- [The records]:

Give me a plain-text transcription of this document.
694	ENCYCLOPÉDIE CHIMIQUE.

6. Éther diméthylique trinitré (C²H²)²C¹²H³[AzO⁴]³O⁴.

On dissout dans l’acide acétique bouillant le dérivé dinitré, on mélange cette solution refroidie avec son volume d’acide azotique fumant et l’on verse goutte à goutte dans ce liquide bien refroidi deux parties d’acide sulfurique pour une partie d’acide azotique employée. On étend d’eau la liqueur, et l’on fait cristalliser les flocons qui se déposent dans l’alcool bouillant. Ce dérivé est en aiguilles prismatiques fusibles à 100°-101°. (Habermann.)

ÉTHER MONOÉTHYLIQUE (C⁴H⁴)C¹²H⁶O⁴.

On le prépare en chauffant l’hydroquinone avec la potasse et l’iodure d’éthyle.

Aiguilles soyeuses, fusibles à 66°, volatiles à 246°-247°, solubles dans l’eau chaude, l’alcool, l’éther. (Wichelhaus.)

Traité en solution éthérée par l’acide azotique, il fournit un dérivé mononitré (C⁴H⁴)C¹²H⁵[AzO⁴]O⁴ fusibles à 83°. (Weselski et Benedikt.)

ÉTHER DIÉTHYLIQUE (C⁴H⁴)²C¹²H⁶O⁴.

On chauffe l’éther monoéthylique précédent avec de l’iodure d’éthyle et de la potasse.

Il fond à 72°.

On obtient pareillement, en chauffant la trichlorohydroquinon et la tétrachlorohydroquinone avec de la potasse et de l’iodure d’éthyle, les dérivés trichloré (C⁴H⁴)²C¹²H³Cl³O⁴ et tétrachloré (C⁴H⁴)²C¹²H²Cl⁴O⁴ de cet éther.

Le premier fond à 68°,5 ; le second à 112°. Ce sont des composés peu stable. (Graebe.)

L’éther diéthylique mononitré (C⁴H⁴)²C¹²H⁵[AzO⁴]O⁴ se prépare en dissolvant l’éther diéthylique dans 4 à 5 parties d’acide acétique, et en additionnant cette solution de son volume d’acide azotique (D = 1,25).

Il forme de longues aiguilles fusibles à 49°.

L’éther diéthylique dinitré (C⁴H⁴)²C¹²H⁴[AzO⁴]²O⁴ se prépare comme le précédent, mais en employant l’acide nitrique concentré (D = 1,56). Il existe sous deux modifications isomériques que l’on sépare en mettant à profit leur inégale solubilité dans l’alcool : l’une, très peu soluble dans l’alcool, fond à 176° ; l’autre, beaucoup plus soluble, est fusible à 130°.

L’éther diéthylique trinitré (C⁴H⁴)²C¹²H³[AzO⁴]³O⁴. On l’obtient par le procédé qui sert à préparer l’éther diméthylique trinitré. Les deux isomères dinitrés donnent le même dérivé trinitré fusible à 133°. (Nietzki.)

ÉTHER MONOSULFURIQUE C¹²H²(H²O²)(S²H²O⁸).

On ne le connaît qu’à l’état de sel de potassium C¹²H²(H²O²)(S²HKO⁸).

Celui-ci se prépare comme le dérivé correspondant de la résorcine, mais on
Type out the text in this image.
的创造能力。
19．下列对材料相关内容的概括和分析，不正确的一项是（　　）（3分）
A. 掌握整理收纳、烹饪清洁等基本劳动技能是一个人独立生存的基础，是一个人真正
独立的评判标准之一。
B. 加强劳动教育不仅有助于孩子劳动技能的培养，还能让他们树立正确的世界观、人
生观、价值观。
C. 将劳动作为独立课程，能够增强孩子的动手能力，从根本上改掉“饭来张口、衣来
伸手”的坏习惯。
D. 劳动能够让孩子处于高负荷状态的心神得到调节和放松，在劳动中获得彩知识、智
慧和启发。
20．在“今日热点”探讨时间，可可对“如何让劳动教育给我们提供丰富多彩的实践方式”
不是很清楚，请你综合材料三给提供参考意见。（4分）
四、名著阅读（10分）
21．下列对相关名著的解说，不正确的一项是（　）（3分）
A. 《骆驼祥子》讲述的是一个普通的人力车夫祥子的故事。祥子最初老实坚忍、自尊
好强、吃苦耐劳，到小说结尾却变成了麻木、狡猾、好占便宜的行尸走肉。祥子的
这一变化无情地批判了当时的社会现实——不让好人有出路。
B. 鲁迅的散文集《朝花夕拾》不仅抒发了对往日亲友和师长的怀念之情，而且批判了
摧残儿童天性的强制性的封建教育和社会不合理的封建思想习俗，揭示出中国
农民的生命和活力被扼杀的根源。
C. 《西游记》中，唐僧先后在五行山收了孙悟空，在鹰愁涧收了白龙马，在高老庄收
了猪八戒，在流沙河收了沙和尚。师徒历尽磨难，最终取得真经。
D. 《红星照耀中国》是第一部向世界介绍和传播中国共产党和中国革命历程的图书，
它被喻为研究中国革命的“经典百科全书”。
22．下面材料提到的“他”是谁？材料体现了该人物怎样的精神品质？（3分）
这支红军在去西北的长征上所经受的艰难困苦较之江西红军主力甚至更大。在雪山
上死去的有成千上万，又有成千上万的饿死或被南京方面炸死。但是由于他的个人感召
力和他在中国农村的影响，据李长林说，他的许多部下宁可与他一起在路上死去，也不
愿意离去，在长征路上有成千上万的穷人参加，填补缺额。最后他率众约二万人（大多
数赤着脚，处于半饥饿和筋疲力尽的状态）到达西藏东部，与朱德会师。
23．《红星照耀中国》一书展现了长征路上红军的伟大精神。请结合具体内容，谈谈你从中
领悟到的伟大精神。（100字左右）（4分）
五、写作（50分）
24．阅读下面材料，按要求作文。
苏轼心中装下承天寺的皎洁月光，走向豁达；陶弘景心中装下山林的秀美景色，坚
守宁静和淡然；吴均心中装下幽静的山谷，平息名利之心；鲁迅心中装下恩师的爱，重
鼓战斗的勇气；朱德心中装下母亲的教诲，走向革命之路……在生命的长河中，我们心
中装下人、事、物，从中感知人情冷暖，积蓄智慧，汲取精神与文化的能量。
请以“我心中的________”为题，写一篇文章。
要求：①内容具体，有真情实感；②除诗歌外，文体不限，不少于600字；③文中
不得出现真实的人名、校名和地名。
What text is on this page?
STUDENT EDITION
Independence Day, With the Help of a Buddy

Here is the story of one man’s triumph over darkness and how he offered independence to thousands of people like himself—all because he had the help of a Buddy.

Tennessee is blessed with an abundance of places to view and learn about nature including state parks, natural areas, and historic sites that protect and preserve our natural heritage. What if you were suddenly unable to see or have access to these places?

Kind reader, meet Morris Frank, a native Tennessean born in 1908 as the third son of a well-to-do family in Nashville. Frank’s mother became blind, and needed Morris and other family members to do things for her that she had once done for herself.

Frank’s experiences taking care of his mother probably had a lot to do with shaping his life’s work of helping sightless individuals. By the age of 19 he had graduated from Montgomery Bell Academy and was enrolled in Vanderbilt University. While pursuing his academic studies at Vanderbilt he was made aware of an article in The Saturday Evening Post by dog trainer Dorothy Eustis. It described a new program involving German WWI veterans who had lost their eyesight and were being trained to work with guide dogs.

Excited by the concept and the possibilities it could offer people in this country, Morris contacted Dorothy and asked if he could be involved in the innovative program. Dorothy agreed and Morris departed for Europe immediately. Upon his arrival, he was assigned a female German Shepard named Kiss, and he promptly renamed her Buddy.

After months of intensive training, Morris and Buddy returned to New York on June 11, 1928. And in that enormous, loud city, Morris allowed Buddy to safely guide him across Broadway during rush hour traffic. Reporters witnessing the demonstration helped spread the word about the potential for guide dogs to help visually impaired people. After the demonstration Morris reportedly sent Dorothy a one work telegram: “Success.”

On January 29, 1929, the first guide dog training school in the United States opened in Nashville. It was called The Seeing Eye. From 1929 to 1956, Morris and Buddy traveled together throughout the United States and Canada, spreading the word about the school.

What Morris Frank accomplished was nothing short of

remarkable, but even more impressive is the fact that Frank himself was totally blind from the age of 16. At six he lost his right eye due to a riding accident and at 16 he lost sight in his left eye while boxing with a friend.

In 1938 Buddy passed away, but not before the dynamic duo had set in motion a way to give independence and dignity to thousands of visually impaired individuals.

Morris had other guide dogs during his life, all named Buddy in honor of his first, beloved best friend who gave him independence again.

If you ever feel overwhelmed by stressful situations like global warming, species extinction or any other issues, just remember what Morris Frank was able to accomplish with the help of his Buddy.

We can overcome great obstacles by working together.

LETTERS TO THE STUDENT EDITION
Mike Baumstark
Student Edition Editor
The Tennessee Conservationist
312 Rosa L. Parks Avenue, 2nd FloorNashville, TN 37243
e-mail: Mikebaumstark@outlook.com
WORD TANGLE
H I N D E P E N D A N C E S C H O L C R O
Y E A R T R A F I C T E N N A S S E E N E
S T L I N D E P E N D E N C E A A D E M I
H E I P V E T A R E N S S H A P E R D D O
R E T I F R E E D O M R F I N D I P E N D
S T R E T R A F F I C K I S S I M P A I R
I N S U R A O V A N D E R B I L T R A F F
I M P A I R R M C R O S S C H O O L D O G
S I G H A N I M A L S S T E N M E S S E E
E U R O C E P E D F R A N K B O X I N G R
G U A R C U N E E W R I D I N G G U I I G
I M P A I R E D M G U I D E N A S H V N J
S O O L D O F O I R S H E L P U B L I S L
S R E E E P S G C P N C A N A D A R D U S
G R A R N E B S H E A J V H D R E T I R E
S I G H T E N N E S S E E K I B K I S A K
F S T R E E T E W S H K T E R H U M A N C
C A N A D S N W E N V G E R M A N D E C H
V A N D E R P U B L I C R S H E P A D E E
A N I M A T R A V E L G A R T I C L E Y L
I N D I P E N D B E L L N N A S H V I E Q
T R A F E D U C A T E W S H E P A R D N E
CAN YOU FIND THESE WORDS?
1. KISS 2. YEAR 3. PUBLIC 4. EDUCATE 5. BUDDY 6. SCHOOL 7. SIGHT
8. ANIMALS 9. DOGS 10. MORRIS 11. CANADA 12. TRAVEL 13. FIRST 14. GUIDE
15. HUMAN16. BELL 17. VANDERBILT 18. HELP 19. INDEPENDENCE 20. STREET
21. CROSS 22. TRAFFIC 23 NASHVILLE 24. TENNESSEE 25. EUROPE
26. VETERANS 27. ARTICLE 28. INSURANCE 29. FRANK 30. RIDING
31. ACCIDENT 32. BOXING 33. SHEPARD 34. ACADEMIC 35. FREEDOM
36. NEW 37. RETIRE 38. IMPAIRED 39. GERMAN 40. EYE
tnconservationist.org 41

- [Aim]: Every line in the data above that contains "text" needs to be copied.

- [Response below]:
Give me a plain-text transcription of this document.
Type out the text in this image.
What text is on this page?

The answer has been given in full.